Begin Provided material

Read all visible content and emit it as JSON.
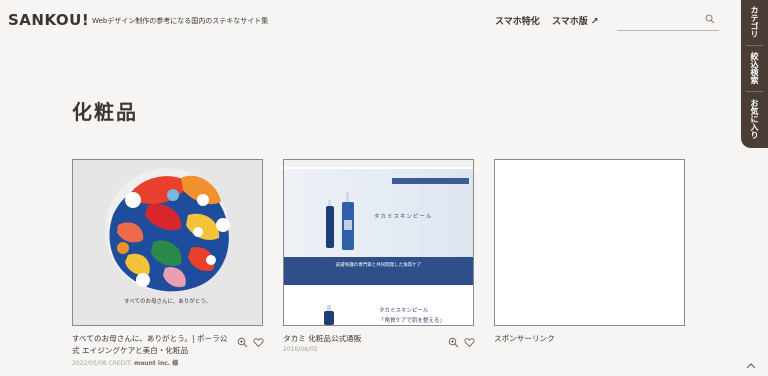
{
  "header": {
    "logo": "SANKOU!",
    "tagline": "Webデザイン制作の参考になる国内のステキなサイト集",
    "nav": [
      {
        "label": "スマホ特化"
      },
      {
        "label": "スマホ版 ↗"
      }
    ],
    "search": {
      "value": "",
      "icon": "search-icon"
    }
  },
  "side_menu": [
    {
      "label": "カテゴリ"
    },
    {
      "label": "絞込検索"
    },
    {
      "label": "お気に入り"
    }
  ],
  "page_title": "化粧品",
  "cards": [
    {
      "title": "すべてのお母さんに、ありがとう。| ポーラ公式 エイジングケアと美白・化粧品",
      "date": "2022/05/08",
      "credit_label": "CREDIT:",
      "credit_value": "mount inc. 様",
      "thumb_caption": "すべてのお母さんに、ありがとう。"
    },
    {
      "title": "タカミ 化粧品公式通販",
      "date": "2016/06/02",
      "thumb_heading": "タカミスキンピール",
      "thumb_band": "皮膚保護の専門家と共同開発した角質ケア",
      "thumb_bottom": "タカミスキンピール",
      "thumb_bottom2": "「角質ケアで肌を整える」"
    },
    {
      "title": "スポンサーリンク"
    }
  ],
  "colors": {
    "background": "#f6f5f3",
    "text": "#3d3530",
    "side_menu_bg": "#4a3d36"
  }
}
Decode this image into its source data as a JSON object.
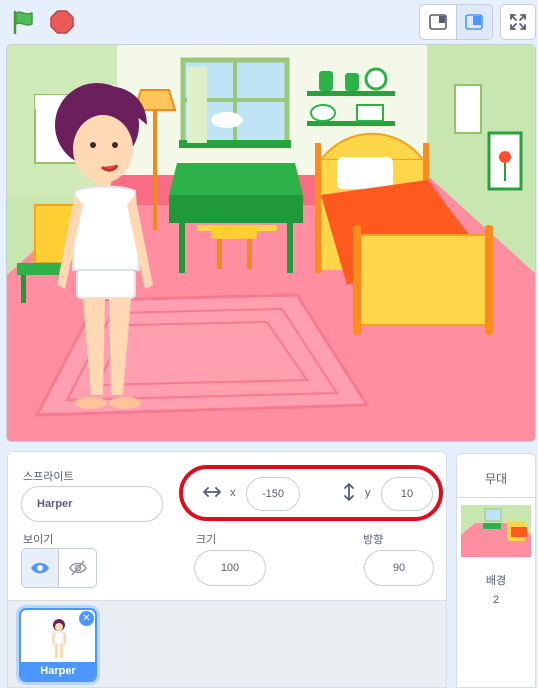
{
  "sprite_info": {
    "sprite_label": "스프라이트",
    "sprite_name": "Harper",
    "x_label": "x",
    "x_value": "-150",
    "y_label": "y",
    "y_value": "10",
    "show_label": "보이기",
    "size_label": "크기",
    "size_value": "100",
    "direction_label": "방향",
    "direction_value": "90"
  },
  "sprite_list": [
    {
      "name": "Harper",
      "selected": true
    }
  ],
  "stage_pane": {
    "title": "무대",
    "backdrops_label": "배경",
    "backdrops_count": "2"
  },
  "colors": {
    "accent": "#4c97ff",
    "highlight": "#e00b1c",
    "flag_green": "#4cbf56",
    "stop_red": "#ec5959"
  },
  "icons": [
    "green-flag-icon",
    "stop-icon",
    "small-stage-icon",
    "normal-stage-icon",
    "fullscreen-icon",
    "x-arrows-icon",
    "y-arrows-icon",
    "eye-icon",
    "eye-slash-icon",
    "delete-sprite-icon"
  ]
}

End Provided material
Begin Provided material

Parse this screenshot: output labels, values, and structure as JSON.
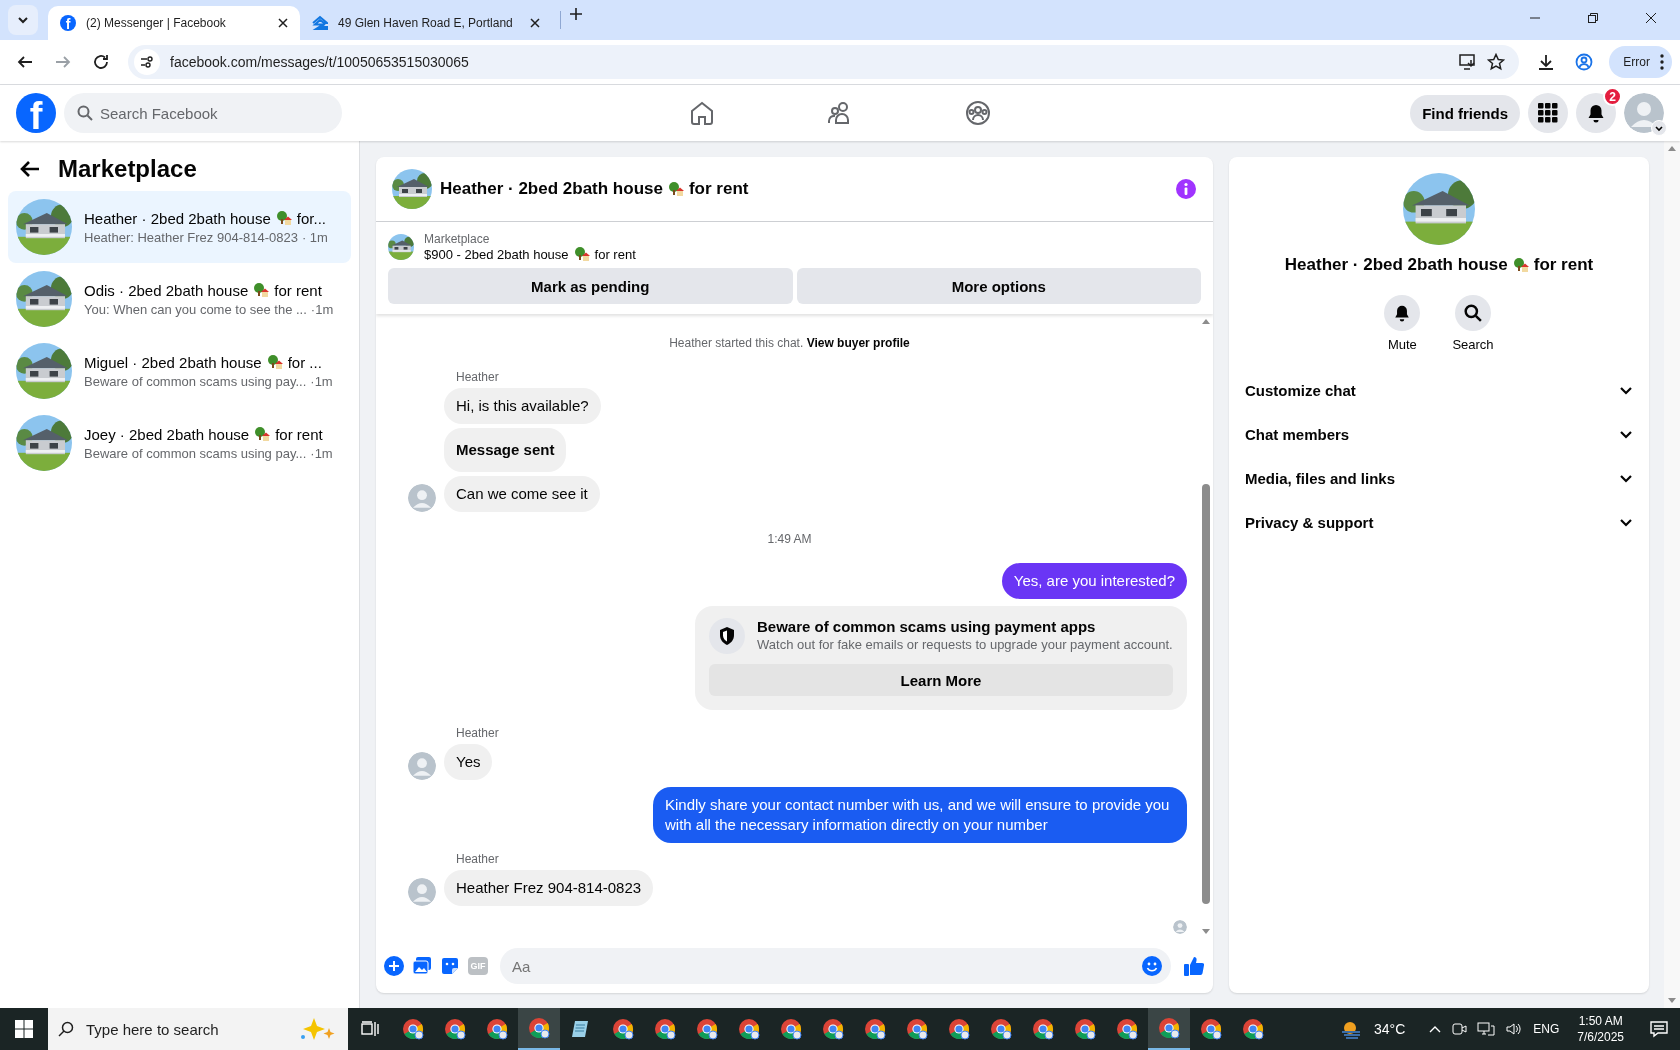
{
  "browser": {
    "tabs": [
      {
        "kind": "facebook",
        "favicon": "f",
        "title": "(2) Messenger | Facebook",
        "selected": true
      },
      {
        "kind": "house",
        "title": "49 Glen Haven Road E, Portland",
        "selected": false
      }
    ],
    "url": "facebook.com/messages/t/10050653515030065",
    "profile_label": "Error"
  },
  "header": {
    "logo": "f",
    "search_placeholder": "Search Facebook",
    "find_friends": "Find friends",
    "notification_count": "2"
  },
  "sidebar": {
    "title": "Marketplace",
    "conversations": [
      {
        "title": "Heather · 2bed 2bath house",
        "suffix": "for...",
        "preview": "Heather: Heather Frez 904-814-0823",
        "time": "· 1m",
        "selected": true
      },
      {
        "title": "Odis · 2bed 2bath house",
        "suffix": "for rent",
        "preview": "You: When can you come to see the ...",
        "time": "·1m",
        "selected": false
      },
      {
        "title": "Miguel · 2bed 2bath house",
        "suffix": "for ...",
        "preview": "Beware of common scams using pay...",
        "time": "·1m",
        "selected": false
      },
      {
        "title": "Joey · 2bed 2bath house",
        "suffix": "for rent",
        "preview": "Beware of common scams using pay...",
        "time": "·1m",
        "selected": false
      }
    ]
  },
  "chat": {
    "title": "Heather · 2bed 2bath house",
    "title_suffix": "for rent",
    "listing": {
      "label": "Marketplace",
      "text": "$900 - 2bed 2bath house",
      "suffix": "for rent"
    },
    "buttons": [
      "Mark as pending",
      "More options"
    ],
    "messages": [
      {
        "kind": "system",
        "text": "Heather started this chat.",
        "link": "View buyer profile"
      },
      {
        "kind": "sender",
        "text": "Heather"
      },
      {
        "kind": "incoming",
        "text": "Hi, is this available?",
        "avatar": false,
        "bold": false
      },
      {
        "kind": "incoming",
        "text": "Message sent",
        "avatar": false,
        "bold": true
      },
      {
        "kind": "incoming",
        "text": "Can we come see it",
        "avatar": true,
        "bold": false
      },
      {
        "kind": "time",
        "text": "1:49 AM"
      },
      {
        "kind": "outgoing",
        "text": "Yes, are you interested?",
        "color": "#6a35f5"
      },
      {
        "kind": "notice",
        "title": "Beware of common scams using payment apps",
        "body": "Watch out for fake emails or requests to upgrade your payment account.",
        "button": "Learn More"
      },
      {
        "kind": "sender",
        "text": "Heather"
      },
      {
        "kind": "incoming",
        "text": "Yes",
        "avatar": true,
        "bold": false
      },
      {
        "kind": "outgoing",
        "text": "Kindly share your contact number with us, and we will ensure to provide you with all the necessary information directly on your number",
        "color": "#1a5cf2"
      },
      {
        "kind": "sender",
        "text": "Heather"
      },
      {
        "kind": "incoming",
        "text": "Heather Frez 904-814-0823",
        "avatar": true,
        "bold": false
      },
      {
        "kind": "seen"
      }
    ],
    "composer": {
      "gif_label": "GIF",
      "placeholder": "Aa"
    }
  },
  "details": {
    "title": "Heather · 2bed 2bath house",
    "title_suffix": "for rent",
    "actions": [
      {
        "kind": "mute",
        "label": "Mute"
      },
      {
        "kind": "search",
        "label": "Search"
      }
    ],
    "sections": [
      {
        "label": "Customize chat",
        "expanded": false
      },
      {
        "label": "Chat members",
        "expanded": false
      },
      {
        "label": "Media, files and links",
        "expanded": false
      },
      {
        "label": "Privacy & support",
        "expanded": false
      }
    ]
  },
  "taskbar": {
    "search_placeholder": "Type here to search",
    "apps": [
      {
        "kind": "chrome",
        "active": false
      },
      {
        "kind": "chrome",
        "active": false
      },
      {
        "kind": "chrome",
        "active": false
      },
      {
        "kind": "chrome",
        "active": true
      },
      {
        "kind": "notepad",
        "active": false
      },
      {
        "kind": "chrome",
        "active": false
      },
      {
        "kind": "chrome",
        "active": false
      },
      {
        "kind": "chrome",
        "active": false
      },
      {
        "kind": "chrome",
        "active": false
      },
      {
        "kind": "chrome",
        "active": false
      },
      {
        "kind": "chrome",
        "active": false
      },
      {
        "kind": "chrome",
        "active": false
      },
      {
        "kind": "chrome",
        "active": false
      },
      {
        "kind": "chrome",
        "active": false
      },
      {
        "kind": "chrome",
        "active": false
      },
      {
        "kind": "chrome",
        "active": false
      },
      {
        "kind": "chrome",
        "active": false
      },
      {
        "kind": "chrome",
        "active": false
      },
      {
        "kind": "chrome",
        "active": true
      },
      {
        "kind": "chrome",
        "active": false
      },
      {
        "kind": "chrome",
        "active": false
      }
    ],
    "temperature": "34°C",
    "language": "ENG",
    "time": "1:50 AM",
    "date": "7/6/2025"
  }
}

End Provided material
Begin Provided material

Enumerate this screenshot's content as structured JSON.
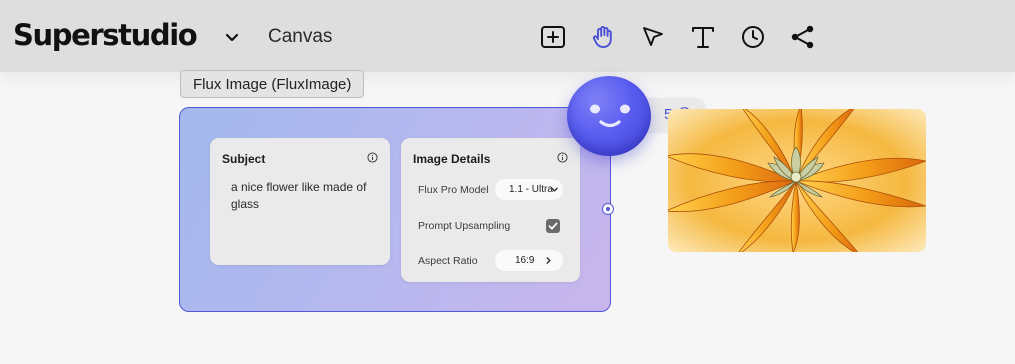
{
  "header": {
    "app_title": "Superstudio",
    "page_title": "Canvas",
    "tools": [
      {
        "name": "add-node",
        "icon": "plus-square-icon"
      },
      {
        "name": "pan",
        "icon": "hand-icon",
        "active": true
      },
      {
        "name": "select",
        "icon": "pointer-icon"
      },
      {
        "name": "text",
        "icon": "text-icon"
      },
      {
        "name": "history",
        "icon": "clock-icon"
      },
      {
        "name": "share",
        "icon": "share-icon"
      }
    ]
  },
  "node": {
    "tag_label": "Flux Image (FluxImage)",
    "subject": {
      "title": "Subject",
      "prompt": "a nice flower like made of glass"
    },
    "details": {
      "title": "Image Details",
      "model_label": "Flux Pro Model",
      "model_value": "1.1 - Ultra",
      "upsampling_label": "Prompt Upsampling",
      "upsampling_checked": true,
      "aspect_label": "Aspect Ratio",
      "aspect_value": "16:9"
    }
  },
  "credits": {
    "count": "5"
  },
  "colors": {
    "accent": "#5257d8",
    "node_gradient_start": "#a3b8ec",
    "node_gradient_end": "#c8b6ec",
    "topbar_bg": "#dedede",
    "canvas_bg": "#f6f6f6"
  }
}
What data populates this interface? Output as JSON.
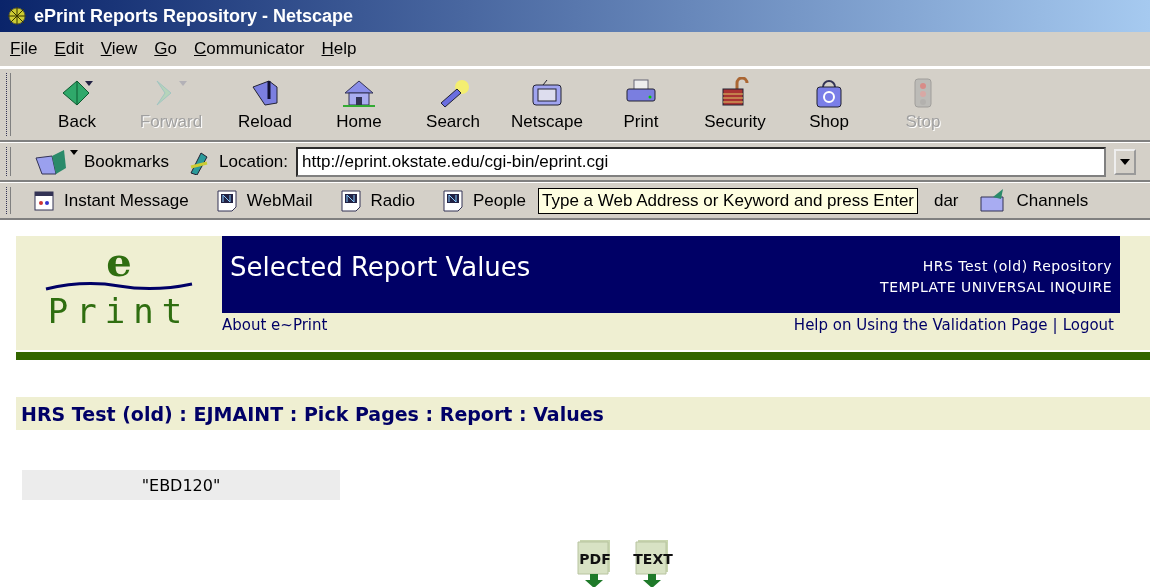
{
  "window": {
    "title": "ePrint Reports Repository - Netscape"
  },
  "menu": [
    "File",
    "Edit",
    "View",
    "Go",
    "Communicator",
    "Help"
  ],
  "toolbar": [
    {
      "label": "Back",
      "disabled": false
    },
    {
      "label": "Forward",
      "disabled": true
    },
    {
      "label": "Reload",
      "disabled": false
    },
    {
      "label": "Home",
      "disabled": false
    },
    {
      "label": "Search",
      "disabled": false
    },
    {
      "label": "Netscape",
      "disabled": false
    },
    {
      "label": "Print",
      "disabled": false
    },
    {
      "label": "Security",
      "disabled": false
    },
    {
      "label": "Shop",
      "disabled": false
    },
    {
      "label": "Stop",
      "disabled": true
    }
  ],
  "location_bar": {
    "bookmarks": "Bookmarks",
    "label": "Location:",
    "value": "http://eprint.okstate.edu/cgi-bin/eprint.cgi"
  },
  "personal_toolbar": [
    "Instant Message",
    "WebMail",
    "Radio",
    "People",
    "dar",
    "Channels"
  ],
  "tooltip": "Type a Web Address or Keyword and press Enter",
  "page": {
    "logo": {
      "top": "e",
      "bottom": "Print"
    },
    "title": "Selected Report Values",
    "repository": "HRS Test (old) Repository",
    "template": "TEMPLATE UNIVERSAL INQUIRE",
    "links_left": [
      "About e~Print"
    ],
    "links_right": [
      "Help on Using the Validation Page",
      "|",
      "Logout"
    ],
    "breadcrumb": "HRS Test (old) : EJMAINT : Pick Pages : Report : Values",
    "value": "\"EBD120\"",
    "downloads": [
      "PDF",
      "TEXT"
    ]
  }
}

End Provided material

• [What to work on]: Identify and list each line with the word "this".

• [Task solution]:
Decode this image into its source data as a JSON object.
Parse this screenshot: output labels, values, and structure as JSON.
        "text": "Heather started this chat.",
        "text": "Hi, is this available?",
Enumerate this screenshot's content as structured JSON.
What data populates this interface? Output as JSON.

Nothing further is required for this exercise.